§ **Challenge**
Output every record word for word.

§ **Exercise material**

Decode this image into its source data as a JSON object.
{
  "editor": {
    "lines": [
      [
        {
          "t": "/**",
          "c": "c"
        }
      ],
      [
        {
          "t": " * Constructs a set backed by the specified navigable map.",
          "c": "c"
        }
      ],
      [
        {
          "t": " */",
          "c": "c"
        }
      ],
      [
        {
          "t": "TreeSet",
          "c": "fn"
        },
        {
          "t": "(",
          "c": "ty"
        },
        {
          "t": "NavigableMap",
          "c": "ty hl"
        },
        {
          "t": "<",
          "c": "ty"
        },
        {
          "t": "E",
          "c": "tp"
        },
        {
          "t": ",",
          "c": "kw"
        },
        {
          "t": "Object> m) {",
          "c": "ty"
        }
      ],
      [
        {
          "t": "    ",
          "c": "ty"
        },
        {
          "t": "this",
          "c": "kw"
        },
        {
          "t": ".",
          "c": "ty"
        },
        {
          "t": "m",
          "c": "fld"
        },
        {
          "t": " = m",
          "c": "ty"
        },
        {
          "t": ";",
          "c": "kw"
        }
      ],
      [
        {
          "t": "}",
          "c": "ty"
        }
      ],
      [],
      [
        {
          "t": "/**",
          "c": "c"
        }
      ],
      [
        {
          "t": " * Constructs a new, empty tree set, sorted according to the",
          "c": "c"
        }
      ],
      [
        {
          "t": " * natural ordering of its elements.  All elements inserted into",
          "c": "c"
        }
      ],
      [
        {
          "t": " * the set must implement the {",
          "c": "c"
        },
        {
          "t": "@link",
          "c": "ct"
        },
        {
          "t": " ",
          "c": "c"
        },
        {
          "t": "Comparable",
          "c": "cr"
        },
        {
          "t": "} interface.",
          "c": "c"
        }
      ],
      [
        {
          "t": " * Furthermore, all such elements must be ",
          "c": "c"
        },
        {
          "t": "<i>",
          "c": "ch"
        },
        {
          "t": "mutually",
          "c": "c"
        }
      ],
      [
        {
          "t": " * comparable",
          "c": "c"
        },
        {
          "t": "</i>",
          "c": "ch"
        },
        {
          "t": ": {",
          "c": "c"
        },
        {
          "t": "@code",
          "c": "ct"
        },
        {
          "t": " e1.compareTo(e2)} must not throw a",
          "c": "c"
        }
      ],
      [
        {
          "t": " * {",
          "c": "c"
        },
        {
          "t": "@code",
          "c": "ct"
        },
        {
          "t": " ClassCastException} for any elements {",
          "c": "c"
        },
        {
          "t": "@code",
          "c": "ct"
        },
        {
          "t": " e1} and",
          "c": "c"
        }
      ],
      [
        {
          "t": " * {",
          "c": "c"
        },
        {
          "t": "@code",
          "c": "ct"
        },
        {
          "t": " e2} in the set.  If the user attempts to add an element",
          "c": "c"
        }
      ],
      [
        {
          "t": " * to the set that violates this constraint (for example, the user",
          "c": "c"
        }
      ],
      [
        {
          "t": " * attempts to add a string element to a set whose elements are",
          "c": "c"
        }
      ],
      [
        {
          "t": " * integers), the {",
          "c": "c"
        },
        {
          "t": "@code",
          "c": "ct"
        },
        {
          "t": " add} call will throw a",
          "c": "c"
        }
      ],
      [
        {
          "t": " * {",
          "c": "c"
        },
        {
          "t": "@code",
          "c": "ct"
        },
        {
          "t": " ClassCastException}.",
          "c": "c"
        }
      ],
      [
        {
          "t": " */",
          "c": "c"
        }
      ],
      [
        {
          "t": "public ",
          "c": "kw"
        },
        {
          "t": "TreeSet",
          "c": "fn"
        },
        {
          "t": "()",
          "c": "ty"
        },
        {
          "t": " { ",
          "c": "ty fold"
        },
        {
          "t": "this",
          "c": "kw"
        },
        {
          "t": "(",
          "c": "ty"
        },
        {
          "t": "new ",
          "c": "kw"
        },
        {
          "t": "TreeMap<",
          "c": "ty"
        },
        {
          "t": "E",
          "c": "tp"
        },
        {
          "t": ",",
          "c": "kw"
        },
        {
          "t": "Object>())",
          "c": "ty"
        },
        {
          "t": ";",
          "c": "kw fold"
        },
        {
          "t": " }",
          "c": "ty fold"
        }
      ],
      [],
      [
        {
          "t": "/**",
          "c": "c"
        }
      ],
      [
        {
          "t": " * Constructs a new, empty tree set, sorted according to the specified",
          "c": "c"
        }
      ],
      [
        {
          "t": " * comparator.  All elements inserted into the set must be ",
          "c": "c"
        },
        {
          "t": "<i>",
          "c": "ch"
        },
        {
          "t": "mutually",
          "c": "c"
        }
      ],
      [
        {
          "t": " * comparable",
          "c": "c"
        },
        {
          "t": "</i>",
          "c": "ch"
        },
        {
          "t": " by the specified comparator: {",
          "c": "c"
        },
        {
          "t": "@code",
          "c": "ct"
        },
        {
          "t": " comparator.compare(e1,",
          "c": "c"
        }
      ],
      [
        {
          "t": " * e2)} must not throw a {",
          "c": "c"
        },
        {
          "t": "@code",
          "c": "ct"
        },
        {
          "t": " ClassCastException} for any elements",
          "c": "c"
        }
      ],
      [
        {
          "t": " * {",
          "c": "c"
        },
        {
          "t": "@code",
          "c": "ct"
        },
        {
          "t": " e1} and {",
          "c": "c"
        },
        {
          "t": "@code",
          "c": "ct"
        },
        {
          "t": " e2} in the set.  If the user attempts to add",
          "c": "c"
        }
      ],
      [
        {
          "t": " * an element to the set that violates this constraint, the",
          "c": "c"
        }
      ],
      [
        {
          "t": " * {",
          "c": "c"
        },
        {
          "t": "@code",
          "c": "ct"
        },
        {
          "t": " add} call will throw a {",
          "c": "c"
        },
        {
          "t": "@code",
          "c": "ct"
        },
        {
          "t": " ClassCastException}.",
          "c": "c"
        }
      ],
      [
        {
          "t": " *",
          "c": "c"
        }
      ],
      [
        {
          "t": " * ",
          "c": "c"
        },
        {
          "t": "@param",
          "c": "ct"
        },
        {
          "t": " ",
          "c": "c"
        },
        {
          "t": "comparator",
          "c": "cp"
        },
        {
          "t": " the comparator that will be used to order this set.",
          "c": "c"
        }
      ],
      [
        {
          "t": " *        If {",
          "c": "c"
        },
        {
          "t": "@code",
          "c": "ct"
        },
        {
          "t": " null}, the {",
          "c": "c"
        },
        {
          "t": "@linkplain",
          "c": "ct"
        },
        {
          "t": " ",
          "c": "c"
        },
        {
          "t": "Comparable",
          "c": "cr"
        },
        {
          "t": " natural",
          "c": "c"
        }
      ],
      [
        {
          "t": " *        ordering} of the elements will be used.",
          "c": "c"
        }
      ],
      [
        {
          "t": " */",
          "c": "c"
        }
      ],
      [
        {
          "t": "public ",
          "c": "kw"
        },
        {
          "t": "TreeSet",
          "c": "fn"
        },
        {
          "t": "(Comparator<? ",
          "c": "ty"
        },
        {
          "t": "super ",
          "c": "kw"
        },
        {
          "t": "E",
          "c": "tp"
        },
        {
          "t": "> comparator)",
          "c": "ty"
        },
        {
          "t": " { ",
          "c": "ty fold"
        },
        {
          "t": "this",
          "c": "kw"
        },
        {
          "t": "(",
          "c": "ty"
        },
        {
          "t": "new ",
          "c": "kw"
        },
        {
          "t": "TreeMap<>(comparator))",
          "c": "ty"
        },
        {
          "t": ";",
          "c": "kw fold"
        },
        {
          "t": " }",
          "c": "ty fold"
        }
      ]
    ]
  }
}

§ **Solved problem**
Decode this image into its source data as a JSON object.
{
  "editor": {
    "lines": [
      [
        {
          "t": "/**",
          "c": "c"
        }
      ],
      [
        {
          "t": " * Constructs a set backed by the specified navigable map.",
          "c": "c"
        }
      ],
      [
        {
          "t": " */",
          "c": "c"
        }
      ],
      [
        {
          "t": "TreeSet",
          "c": "fn"
        },
        {
          "t": "(",
          "c": "ty"
        },
        {
          "t": "NavigableMap",
          "c": "ty hl"
        },
        {
          "t": "<",
          "c": "ty"
        },
        {
          "t": "E",
          "c": "tp"
        },
        {
          "t": ",",
          "c": "kw"
        },
        {
          "t": "Object> m) {",
          "c": "ty"
        }
      ],
      [
        {
          "t": "    ",
          "c": "ty"
        },
        {
          "t": "this",
          "c": "kw"
        },
        {
          "t": ".",
          "c": "ty"
        },
        {
          "t": "m",
          "c": "fld"
        },
        {
          "t": " = m",
          "c": "ty"
        },
        {
          "t": ";",
          "c": "kw"
        }
      ],
      [
        {
          "t": "}",
          "c": "ty"
        }
      ],
      [],
      [
        {
          "t": "/**",
          "c": "c"
        }
      ],
      [
        {
          "t": " * Constructs a new, empty tree set, sorted according to the",
          "c": "c"
        }
      ],
      [
        {
          "t": " * natural ordering of its elements.  All elements inserted into",
          "c": "c"
        }
      ],
      [
        {
          "t": " * the set must implement the {",
          "c": "c"
        },
        {
          "t": "@link",
          "c": "ct"
        },
        {
          "t": " ",
          "c": "c"
        },
        {
          "t": "Comparable",
          "c": "cr"
        },
        {
          "t": "} interface.",
          "c": "c"
        }
      ],
      [
        {
          "t": " * Furthermore, all such elements must be ",
          "c": "c"
        },
        {
          "t": "<i>",
          "c": "ch"
        },
        {
          "t": "mutually",
          "c": "c"
        }
      ],
      [
        {
          "t": " * comparable",
          "c": "c"
        },
        {
          "t": "</i>",
          "c": "ch"
        },
        {
          "t": ": {",
          "c": "c"
        },
        {
          "t": "@code",
          "c": "ct"
        },
        {
          "t": " e1.compareTo(e2)} must not throw a",
          "c": "c"
        }
      ],
      [
        {
          "t": " * {",
          "c": "c"
        },
        {
          "t": "@code",
          "c": "ct"
        },
        {
          "t": " ClassCastException} for any elements {",
          "c": "c"
        },
        {
          "t": "@code",
          "c": "ct"
        },
        {
          "t": " e1} and",
          "c": "c"
        }
      ],
      [
        {
          "t": " * {",
          "c": "c"
        },
        {
          "t": "@code",
          "c": "ct"
        },
        {
          "t": " e2} in the set.  If the user attempts to add an element",
          "c": "c"
        }
      ],
      [
        {
          "t": " * to the set that violates this constraint (for example, the user",
          "c": "c"
        }
      ],
      [
        {
          "t": " * attempts to add a string element to a set whose elements are",
          "c": "c"
        }
      ],
      [
        {
          "t": " * integers), the {",
          "c": "c"
        },
        {
          "t": "@code",
          "c": "ct"
        },
        {
          "t": " add} call will throw a",
          "c": "c"
        }
      ],
      [
        {
          "t": " * {",
          "c": "c"
        },
        {
          "t": "@code",
          "c": "ct"
        },
        {
          "t": " ClassCastException}.",
          "c": "c"
        }
      ],
      [
        {
          "t": " */",
          "c": "c"
        }
      ],
      [
        {
          "t": "public ",
          "c": "kw"
        },
        {
          "t": "TreeSet",
          "c": "fn"
        },
        {
          "t": "()",
          "c": "ty"
        },
        {
          "t": " { ",
          "c": "ty fold"
        },
        {
          "t": "this",
          "c": "kw"
        },
        {
          "t": "(",
          "c": "ty"
        },
        {
          "t": "new ",
          "c": "kw"
        },
        {
          "t": "TreeMap<",
          "c": "ty"
        },
        {
          "t": "E",
          "c": "tp"
        },
        {
          "t": ",",
          "c": "kw"
        },
        {
          "t": "Object>())",
          "c": "ty"
        },
        {
          "t": ";",
          "c": "kw fold"
        },
        {
          "t": " }",
          "c": "ty fold"
        }
      ],
      [],
      [
        {
          "t": "/**",
          "c": "c"
        }
      ],
      [
        {
          "t": " * Constructs a new, empty tree set, sorted according to the specified",
          "c": "c"
        }
      ],
      [
        {
          "t": " * comparator.  All elements inserted into the set must be ",
          "c": "c"
        },
        {
          "t": "<i>",
          "c": "ch"
        },
        {
          "t": "mutually",
          "c": "c"
        }
      ],
      [
        {
          "t": " * comparable",
          "c": "c"
        },
        {
          "t": "</i>",
          "c": "ch"
        },
        {
          "t": " by the specified comparator: {",
          "c": "c"
        },
        {
          "t": "@code",
          "c": "ct"
        },
        {
          "t": " comparator.compare(e1,",
          "c": "c"
        }
      ],
      [
        {
          "t": " * e2)} must not throw a {",
          "c": "c"
        },
        {
          "t": "@code",
          "c": "ct"
        },
        {
          "t": " ClassCastException} for any elements",
          "c": "c"
        }
      ],
      [
        {
          "t": " * {",
          "c": "c"
        },
        {
          "t": "@code",
          "c": "ct"
        },
        {
          "t": " e1} and {",
          "c": "c"
        },
        {
          "t": "@code",
          "c": "ct"
        },
        {
          "t": " e2} in the set.  If the user attempts to add",
          "c": "c"
        }
      ],
      [
        {
          "t": " * an element to the set that violates this constraint, the",
          "c": "c"
        }
      ],
      [
        {
          "t": " * {",
          "c": "c"
        },
        {
          "t": "@code",
          "c": "ct"
        },
        {
          "t": " add} call will throw a {",
          "c": "c"
        },
        {
          "t": "@code",
          "c": "ct"
        },
        {
          "t": " ClassCastException}.",
          "c": "c"
        }
      ],
      [
        {
          "t": " *",
          "c": "c"
        }
      ],
      [
        {
          "t": " * ",
          "c": "c"
        },
        {
          "t": "@param",
          "c": "ct"
        },
        {
          "t": " ",
          "c": "c"
        },
        {
          "t": "comparator",
          "c": "cp"
        },
        {
          "t": " the comparator that will be used to order this set.",
          "c": "c"
        }
      ],
      [
        {
          "t": " *        If {",
          "c": "c"
        },
        {
          "t": "@code",
          "c": "ct"
        },
        {
          "t": " null}, the {",
          "c": "c"
        },
        {
          "t": "@linkplain",
          "c": "ct"
        },
        {
          "t": " ",
          "c": "c"
        },
        {
          "t": "Comparable",
          "c": "cr"
        },
        {
          "t": " natural",
          "c": "c"
        }
      ],
      [
        {
          "t": " *        ordering} of the elements will be used.",
          "c": "c"
        }
      ],
      [
        {
          "t": " */",
          "c": "c"
        }
      ],
      [
        {
          "t": "public ",
          "c": "kw"
        },
        {
          "t": "TreeSet",
          "c": "fn"
        },
        {
          "t": "(Comparator<? ",
          "c": "ty"
        },
        {
          "t": "super ",
          "c": "kw"
        },
        {
          "t": "E",
          "c": "tp"
        },
        {
          "t": "> comparator)",
          "c": "ty"
        },
        {
          "t": " { ",
          "c": "ty fold"
        },
        {
          "t": "this",
          "c": "kw"
        },
        {
          "t": "(",
          "c": "ty"
        },
        {
          "t": "new ",
          "c": "kw"
        },
        {
          "t": "TreeMap<>(comparator))",
          "c": "ty"
        },
        {
          "t": ";",
          "c": "kw fold"
        },
        {
          "t": " }",
          "c": "ty fold"
        }
      ]
    ]
  }
}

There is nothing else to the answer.